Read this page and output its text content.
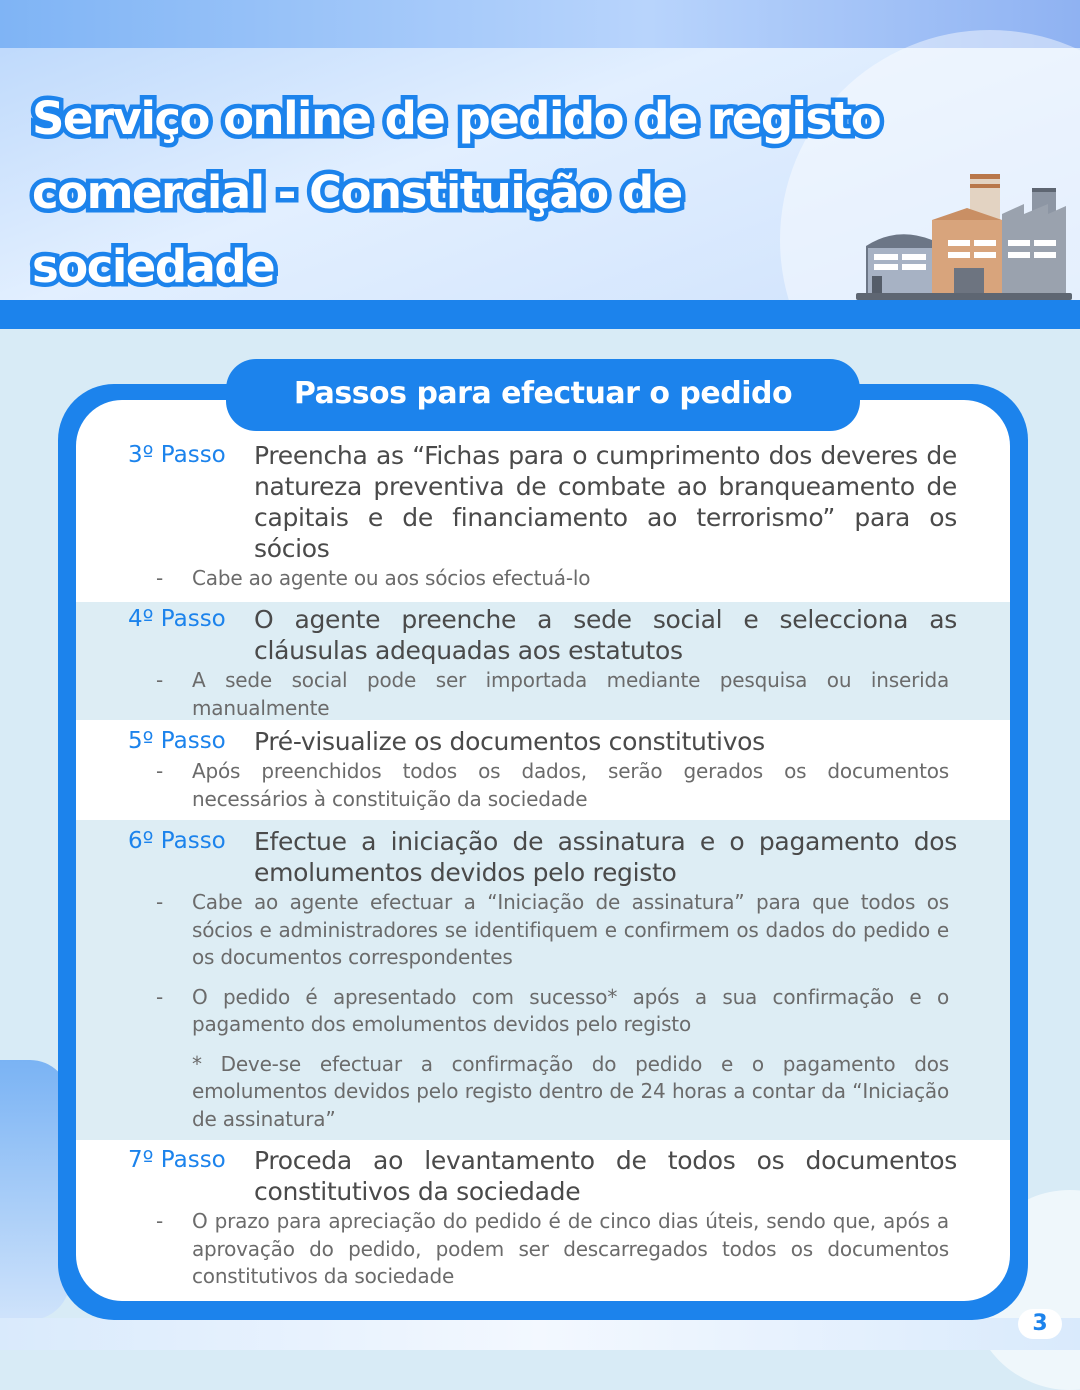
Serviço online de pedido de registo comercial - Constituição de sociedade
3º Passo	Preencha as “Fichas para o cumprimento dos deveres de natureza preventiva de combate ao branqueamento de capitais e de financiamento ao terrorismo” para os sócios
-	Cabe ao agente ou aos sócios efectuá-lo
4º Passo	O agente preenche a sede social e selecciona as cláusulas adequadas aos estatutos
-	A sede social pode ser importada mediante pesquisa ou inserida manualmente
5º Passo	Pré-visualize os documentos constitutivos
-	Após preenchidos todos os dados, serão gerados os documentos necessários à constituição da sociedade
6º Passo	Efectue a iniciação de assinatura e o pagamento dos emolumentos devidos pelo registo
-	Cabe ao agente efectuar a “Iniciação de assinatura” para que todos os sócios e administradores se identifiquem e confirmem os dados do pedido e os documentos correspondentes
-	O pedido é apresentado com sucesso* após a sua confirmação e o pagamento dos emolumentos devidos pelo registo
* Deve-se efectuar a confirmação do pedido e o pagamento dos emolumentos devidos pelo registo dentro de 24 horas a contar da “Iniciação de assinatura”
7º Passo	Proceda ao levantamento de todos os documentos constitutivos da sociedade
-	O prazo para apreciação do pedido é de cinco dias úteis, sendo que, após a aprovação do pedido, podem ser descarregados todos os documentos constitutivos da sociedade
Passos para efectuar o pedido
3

•••••

> **Aim**: Using the entries above, return each line in which the word "confirmação" occurs.

> **Written answer**:
-	O pedido é apresentado com sucesso* após a sua confirmação e o pagamento dos emolumentos devidos pelo registo
* Deve-se efectuar a confirmação do pedido e o pagamento dos emolumentos devidos pelo registo dentro de 24 horas a contar da “Iniciação de assinatura”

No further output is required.